## TASK
Go through the material and tally the lines containing the string "Actual". Give the total alone.

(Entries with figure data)
** START **

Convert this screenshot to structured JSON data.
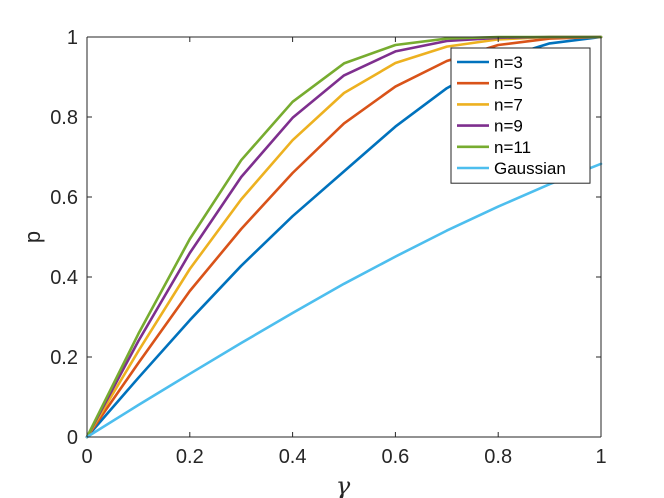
{
  "chart_data": {
    "type": "line",
    "xlabel": "γ",
    "ylabel": "p",
    "xlim": [
      0,
      1
    ],
    "ylim": [
      0,
      1
    ],
    "xticks": [
      "0",
      "0.2",
      "0.4",
      "0.6",
      "0.8",
      "1"
    ],
    "yticks": [
      "0",
      "0.2",
      "0.4",
      "0.6",
      "0.8",
      "1"
    ],
    "grid": false,
    "legend_position": "top-right",
    "x": [
      0,
      0.1,
      0.2,
      0.3,
      0.4,
      0.5,
      0.6,
      0.7,
      0.8,
      0.9,
      1.0
    ],
    "series": [
      {
        "name": "n=3",
        "color": "#0072bd",
        "values": [
          0,
          0.148,
          0.292,
          0.428,
          0.552,
          0.664,
          0.776,
          0.872,
          0.944,
          0.984,
          1.0
        ]
      },
      {
        "name": "n=5",
        "color": "#d95319",
        "values": [
          0,
          0.185,
          0.365,
          0.52,
          0.66,
          0.784,
          0.876,
          0.94,
          0.98,
          0.996,
          1.0
        ]
      },
      {
        "name": "n=7",
        "color": "#edb120",
        "values": [
          0,
          0.215,
          0.42,
          0.594,
          0.742,
          0.86,
          0.935,
          0.976,
          0.994,
          1.0,
          1.0
        ]
      },
      {
        "name": "n=9",
        "color": "#7e2f8e",
        "values": [
          0,
          0.24,
          0.46,
          0.65,
          0.798,
          0.904,
          0.964,
          0.99,
          0.998,
          1.0,
          1.0
        ]
      },
      {
        "name": "n=11",
        "color": "#77ac30",
        "values": [
          0,
          0.258,
          0.495,
          0.692,
          0.838,
          0.934,
          0.98,
          0.996,
          1.0,
          1.0,
          1.0
        ]
      },
      {
        "name": "Gaussian",
        "color": "#4dbeee",
        "values": [
          0,
          0.08,
          0.158,
          0.235,
          0.31,
          0.383,
          0.451,
          0.516,
          0.576,
          0.632,
          0.683
        ]
      }
    ]
  }
}
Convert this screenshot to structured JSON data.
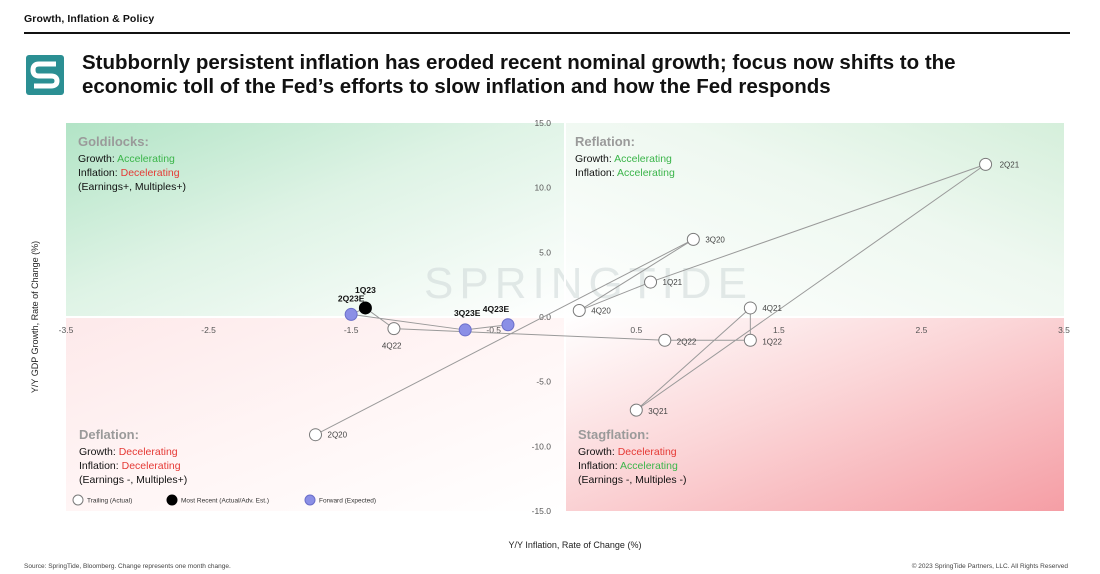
{
  "header": {
    "section_title": "Growth, Inflation & Policy",
    "headline_line1": "Stubbornly persistent inflation has eroded recent nominal growth; focus now shifts to the",
    "headline_line2": "economic toll of the Fed’s efforts to slow inflation and how the Fed responds"
  },
  "logo": {
    "icon": "springtide-logo-icon",
    "color": "#2b8f93"
  },
  "watermark": "SPRINGTIDE",
  "colors": {
    "accelerating": "#3bb54a",
    "decelerating": "#e53935",
    "goldilocks_bg": "#b6e6c9",
    "stagflation_bg": "#f7b3b8",
    "trailing": "#ffffff",
    "most_recent": "#000000",
    "forward": "#8b8fe6"
  },
  "quadrants": {
    "goldilocks": {
      "title": "Goldilocks:",
      "growth_label": "Growth:",
      "growth_value": "Accelerating",
      "inflation_label": "Inflation:",
      "inflation_value": "Decelerating",
      "note": "(Earnings+, Multiples+)"
    },
    "reflation": {
      "title": "Reflation:",
      "growth_label": "Growth:",
      "growth_value": "Accelerating",
      "inflation_label": "Inflation:",
      "inflation_value": "Accelerating",
      "note": ""
    },
    "deflation": {
      "title": "Deflation:",
      "growth_label": "Growth:",
      "growth_value": "Decelerating",
      "inflation_label": "Inflation:",
      "inflation_value": "Decelerating",
      "note": "(Earnings -, Multiples+)"
    },
    "stagflation": {
      "title": "Stagflation:",
      "growth_label": "Growth:",
      "growth_value": "Decelerating",
      "inflation_label": "Inflation:",
      "inflation_value": "Accelerating",
      "note": "(Earnings -, Multiples -)"
    }
  },
  "chart_data": {
    "type": "scatter",
    "xlabel": "Y/Y Inflation, Rate of Change (%)",
    "ylabel": "Y/Y GDP Growth, Rate of Change (%)",
    "xlim": [
      -3.5,
      3.5
    ],
    "ylim": [
      -15.0,
      15.0
    ],
    "x_ticks": [
      "-3.5",
      "-2.5",
      "-1.5",
      "-0.5",
      "0.5",
      "1.5",
      "2.5",
      "3.5"
    ],
    "y_ticks": [
      "15.0",
      "10.0",
      "5.0",
      "0.0",
      "-5.0",
      "-10.0",
      "-15.0"
    ],
    "series": [
      {
        "name": "Trailing (Actual)",
        "type": "trailing",
        "points": [
          {
            "label": "2Q20",
            "x": -1.75,
            "y": -9.1
          },
          {
            "label": "3Q20",
            "x": 0.9,
            "y": 6.0
          },
          {
            "label": "4Q20",
            "x": 0.1,
            "y": 0.5
          },
          {
            "label": "1Q21",
            "x": 0.6,
            "y": 2.7
          },
          {
            "label": "2Q21",
            "x": 2.95,
            "y": 11.8
          },
          {
            "label": "3Q21",
            "x": 0.5,
            "y": -7.2
          },
          {
            "label": "4Q21",
            "x": 1.3,
            "y": 0.7
          },
          {
            "label": "1Q22",
            "x": 1.3,
            "y": -1.8
          },
          {
            "label": "2Q22",
            "x": 0.7,
            "y": -1.8
          },
          {
            "label": "4Q22",
            "x": -1.2,
            "y": -0.9
          }
        ]
      },
      {
        "name": "Most Recent (Actual/Adv. Est.)",
        "type": "most_recent",
        "points": [
          {
            "label": "1Q23",
            "x": -1.4,
            "y": 0.7
          }
        ]
      },
      {
        "name": "Forward (Expected)",
        "type": "forward",
        "points": [
          {
            "label": "2Q23E",
            "x": -1.5,
            "y": 0.2
          },
          {
            "label": "3Q23E",
            "x": -0.7,
            "y": -1.0
          },
          {
            "label": "4Q23E",
            "x": -0.4,
            "y": -0.6
          }
        ]
      }
    ],
    "path_order": [
      "2Q20",
      "3Q20",
      "4Q20",
      "1Q21",
      "2Q21",
      "3Q21",
      "4Q21",
      "1Q22",
      "2Q22",
      "4Q22",
      "1Q23",
      "2Q23E",
      "3Q23E",
      "4Q23E"
    ]
  },
  "footer": {
    "source": "Source: SpringTide, Bloomberg. Change represents one month change.",
    "copyright": "© 2023 SpringTide Partners, LLC. All Rights Reserved"
  }
}
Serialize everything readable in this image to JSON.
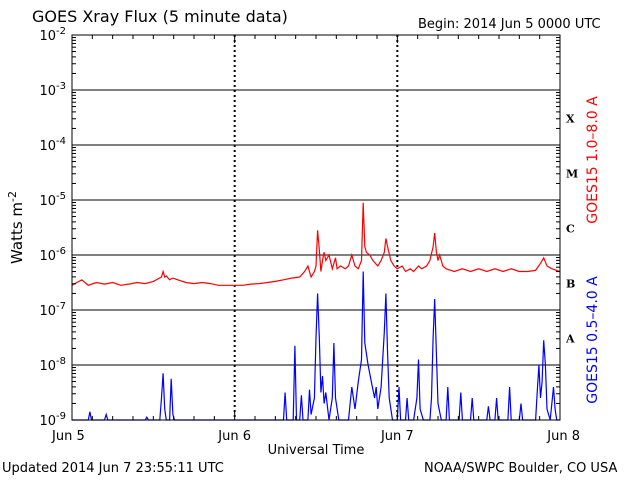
{
  "header": {
    "title": "GOES Xray Flux (5 minute data)",
    "begin": "Begin:  2014 Jun 5 0000 UTC"
  },
  "footer": {
    "updated": "Updated 2014 Jun  7 23:55:11 UTC",
    "credit": "NOAA/SWPC Boulder, CO USA"
  },
  "colors": {
    "long_channel": "#ff0000",
    "short_channel": "#0000ff",
    "axis": "#000000"
  },
  "chart_data": {
    "type": "line",
    "title": "GOES Xray Flux (5 minute data)",
    "xlabel": "Universal Time",
    "ylabel": "Watts m",
    "ylabel_sup": "-2",
    "scale": "log",
    "ylim": [
      1e-09,
      0.01
    ],
    "grid": true,
    "xlim_days": [
      0,
      3
    ],
    "x_ticks": [
      {
        "day": 0,
        "label": "Jun 5"
      },
      {
        "day": 1,
        "label": "Jun 6"
      },
      {
        "day": 2,
        "label": "Jun 7"
      },
      {
        "day": 3,
        "label": "Jun 8"
      }
    ],
    "y_ticks": [
      {
        "exp": -9,
        "label": "10",
        "sup": "-9"
      },
      {
        "exp": -8,
        "label": "10",
        "sup": "-8"
      },
      {
        "exp": -7,
        "label": "10",
        "sup": "-7"
      },
      {
        "exp": -6,
        "label": "10",
        "sup": "-6"
      },
      {
        "exp": -5,
        "label": "10",
        "sup": "-5"
      },
      {
        "exp": -4,
        "label": "10",
        "sup": "-4"
      },
      {
        "exp": -3,
        "label": "10",
        "sup": "-3"
      },
      {
        "exp": -2,
        "label": "10",
        "sup": "-2"
      }
    ],
    "flare_classes": [
      {
        "label": "A",
        "exp": -8
      },
      {
        "label": "B",
        "exp": -7
      },
      {
        "label": "C",
        "exp": -6
      },
      {
        "label": "M",
        "exp": -5
      },
      {
        "label": "X",
        "exp": -4
      }
    ],
    "series": [
      {
        "name": "GOES15 1.0–8.0 A",
        "color": "#ff0000",
        "points": [
          [
            0.0,
            -6.55
          ],
          [
            0.03,
            -6.5
          ],
          [
            0.06,
            -6.45
          ],
          [
            0.1,
            -6.55
          ],
          [
            0.15,
            -6.5
          ],
          [
            0.2,
            -6.53
          ],
          [
            0.25,
            -6.5
          ],
          [
            0.3,
            -6.55
          ],
          [
            0.35,
            -6.53
          ],
          [
            0.4,
            -6.5
          ],
          [
            0.45,
            -6.52
          ],
          [
            0.5,
            -6.48
          ],
          [
            0.55,
            -6.4
          ],
          [
            0.56,
            -6.3
          ],
          [
            0.57,
            -6.4
          ],
          [
            0.58,
            -6.38
          ],
          [
            0.6,
            -6.45
          ],
          [
            0.62,
            -6.42
          ],
          [
            0.65,
            -6.45
          ],
          [
            0.7,
            -6.5
          ],
          [
            0.75,
            -6.52
          ],
          [
            0.8,
            -6.5
          ],
          [
            0.85,
            -6.52
          ],
          [
            0.9,
            -6.55
          ],
          [
            0.95,
            -6.55
          ],
          [
            1.0,
            -6.55
          ],
          [
            1.05,
            -6.55
          ],
          [
            1.1,
            -6.53
          ],
          [
            1.15,
            -6.52
          ],
          [
            1.2,
            -6.5
          ],
          [
            1.25,
            -6.48
          ],
          [
            1.3,
            -6.45
          ],
          [
            1.35,
            -6.42
          ],
          [
            1.4,
            -6.4
          ],
          [
            1.43,
            -6.3
          ],
          [
            1.45,
            -6.2
          ],
          [
            1.47,
            -6.4
          ],
          [
            1.49,
            -6.3
          ],
          [
            1.5,
            -6.2
          ],
          [
            1.51,
            -5.55
          ],
          [
            1.52,
            -5.9
          ],
          [
            1.53,
            -6.3
          ],
          [
            1.54,
            -6.1
          ],
          [
            1.55,
            -5.95
          ],
          [
            1.56,
            -6.1
          ],
          [
            1.58,
            -6.0
          ],
          [
            1.6,
            -6.25
          ],
          [
            1.62,
            -6.05
          ],
          [
            1.63,
            -6.25
          ],
          [
            1.65,
            -6.2
          ],
          [
            1.68,
            -6.25
          ],
          [
            1.7,
            -6.2
          ],
          [
            1.72,
            -6.0
          ],
          [
            1.74,
            -6.2
          ],
          [
            1.76,
            -6.25
          ],
          [
            1.78,
            -6.1
          ],
          [
            1.79,
            -5.05
          ],
          [
            1.8,
            -5.85
          ],
          [
            1.81,
            -5.95
          ],
          [
            1.83,
            -6.0
          ],
          [
            1.85,
            -6.1
          ],
          [
            1.88,
            -6.2
          ],
          [
            1.9,
            -6.1
          ],
          [
            1.92,
            -5.95
          ],
          [
            1.93,
            -5.7
          ],
          [
            1.94,
            -5.85
          ],
          [
            1.96,
            -6.1
          ],
          [
            1.98,
            -6.2
          ],
          [
            2.0,
            -6.25
          ],
          [
            2.03,
            -6.2
          ],
          [
            2.05,
            -6.3
          ],
          [
            2.08,
            -6.25
          ],
          [
            2.1,
            -6.3
          ],
          [
            2.13,
            -6.2
          ],
          [
            2.15,
            -6.25
          ],
          [
            2.18,
            -6.2
          ],
          [
            2.2,
            -6.1
          ],
          [
            2.22,
            -5.85
          ],
          [
            2.23,
            -5.6
          ],
          [
            2.24,
            -5.95
          ],
          [
            2.25,
            -6.1
          ],
          [
            2.26,
            -6.0
          ],
          [
            2.28,
            -6.2
          ],
          [
            2.3,
            -6.25
          ],
          [
            2.35,
            -6.3
          ],
          [
            2.4,
            -6.25
          ],
          [
            2.45,
            -6.3
          ],
          [
            2.5,
            -6.25
          ],
          [
            2.55,
            -6.3
          ],
          [
            2.6,
            -6.25
          ],
          [
            2.65,
            -6.3
          ],
          [
            2.7,
            -6.25
          ],
          [
            2.75,
            -6.3
          ],
          [
            2.8,
            -6.3
          ],
          [
            2.85,
            -6.28
          ],
          [
            2.88,
            -6.15
          ],
          [
            2.9,
            -6.05
          ],
          [
            2.92,
            -6.2
          ],
          [
            2.95,
            -6.25
          ],
          [
            2.98,
            -6.28
          ],
          [
            3.0,
            -6.3
          ]
        ]
      },
      {
        "name": "GOES15 0.5–4.0 A",
        "color": "#0000ff",
        "points": [
          [
            0.0,
            -9.0
          ],
          [
            0.1,
            -9.0
          ],
          [
            0.11,
            -8.85
          ],
          [
            0.12,
            -9.0
          ],
          [
            0.2,
            -9.0
          ],
          [
            0.21,
            -8.9
          ],
          [
            0.22,
            -9.0
          ],
          [
            0.45,
            -9.0
          ],
          [
            0.46,
            -8.95
          ],
          [
            0.47,
            -9.0
          ],
          [
            0.54,
            -9.0
          ],
          [
            0.55,
            -8.6
          ],
          [
            0.56,
            -8.15
          ],
          [
            0.57,
            -8.8
          ],
          [
            0.58,
            -9.0
          ],
          [
            0.6,
            -9.0
          ],
          [
            0.61,
            -8.25
          ],
          [
            0.62,
            -8.9
          ],
          [
            0.63,
            -9.0
          ],
          [
            1.3,
            -9.0
          ],
          [
            1.31,
            -8.5
          ],
          [
            1.32,
            -9.0
          ],
          [
            1.36,
            -9.0
          ],
          [
            1.37,
            -7.65
          ],
          [
            1.38,
            -9.0
          ],
          [
            1.4,
            -9.0
          ],
          [
            1.41,
            -8.55
          ],
          [
            1.42,
            -9.0
          ],
          [
            1.45,
            -9.0
          ],
          [
            1.46,
            -8.45
          ],
          [
            1.47,
            -8.9
          ],
          [
            1.49,
            -8.6
          ],
          [
            1.5,
            -7.5
          ],
          [
            1.51,
            -6.7
          ],
          [
            1.52,
            -7.5
          ],
          [
            1.53,
            -8.5
          ],
          [
            1.54,
            -8.2
          ],
          [
            1.55,
            -8.7
          ],
          [
            1.56,
            -8.5
          ],
          [
            1.58,
            -9.0
          ],
          [
            1.6,
            -8.6
          ],
          [
            1.61,
            -7.6
          ],
          [
            1.62,
            -8.6
          ],
          [
            1.64,
            -9.0
          ],
          [
            1.7,
            -9.0
          ],
          [
            1.72,
            -8.4
          ],
          [
            1.74,
            -8.8
          ],
          [
            1.76,
            -8.3
          ],
          [
            1.78,
            -7.9
          ],
          [
            1.79,
            -6.3
          ],
          [
            1.8,
            -7.6
          ],
          [
            1.82,
            -8.0
          ],
          [
            1.84,
            -8.3
          ],
          [
            1.86,
            -8.6
          ],
          [
            1.87,
            -8.4
          ],
          [
            1.88,
            -8.8
          ],
          [
            1.9,
            -8.4
          ],
          [
            1.92,
            -7.4
          ],
          [
            1.93,
            -6.7
          ],
          [
            1.94,
            -7.8
          ],
          [
            1.95,
            -8.6
          ],
          [
            1.97,
            -9.0
          ],
          [
            2.0,
            -9.0
          ],
          [
            2.01,
            -8.4
          ],
          [
            2.02,
            -9.0
          ],
          [
            2.05,
            -9.0
          ],
          [
            2.06,
            -8.6
          ],
          [
            2.07,
            -9.0
          ],
          [
            2.1,
            -9.0
          ],
          [
            2.12,
            -8.6
          ],
          [
            2.13,
            -7.9
          ],
          [
            2.14,
            -8.8
          ],
          [
            2.16,
            -9.0
          ],
          [
            2.2,
            -9.0
          ],
          [
            2.21,
            -8.6
          ],
          [
            2.22,
            -7.5
          ],
          [
            2.23,
            -6.8
          ],
          [
            2.24,
            -7.8
          ],
          [
            2.25,
            -8.7
          ],
          [
            2.27,
            -9.0
          ],
          [
            2.3,
            -9.0
          ],
          [
            2.31,
            -8.4
          ],
          [
            2.32,
            -9.0
          ],
          [
            2.38,
            -9.0
          ],
          [
            2.39,
            -8.5
          ],
          [
            2.4,
            -9.0
          ],
          [
            2.45,
            -9.0
          ],
          [
            2.46,
            -8.6
          ],
          [
            2.47,
            -9.0
          ],
          [
            2.55,
            -9.0
          ],
          [
            2.56,
            -8.75
          ],
          [
            2.57,
            -9.0
          ],
          [
            2.6,
            -9.0
          ],
          [
            2.61,
            -8.6
          ],
          [
            2.62,
            -9.0
          ],
          [
            2.68,
            -9.0
          ],
          [
            2.69,
            -8.4
          ],
          [
            2.7,
            -9.0
          ],
          [
            2.75,
            -9.0
          ],
          [
            2.76,
            -8.7
          ],
          [
            2.77,
            -9.0
          ],
          [
            2.85,
            -9.0
          ],
          [
            2.86,
            -8.5
          ],
          [
            2.87,
            -8.0
          ],
          [
            2.88,
            -8.6
          ],
          [
            2.89,
            -8.3
          ],
          [
            2.9,
            -7.55
          ],
          [
            2.91,
            -8.0
          ],
          [
            2.92,
            -8.8
          ],
          [
            2.94,
            -9.0
          ],
          [
            2.96,
            -8.4
          ],
          [
            2.97,
            -8.8
          ],
          [
            2.98,
            -9.0
          ],
          [
            3.0,
            -9.0
          ]
        ]
      }
    ]
  }
}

** END **

## THE OUTPUT
2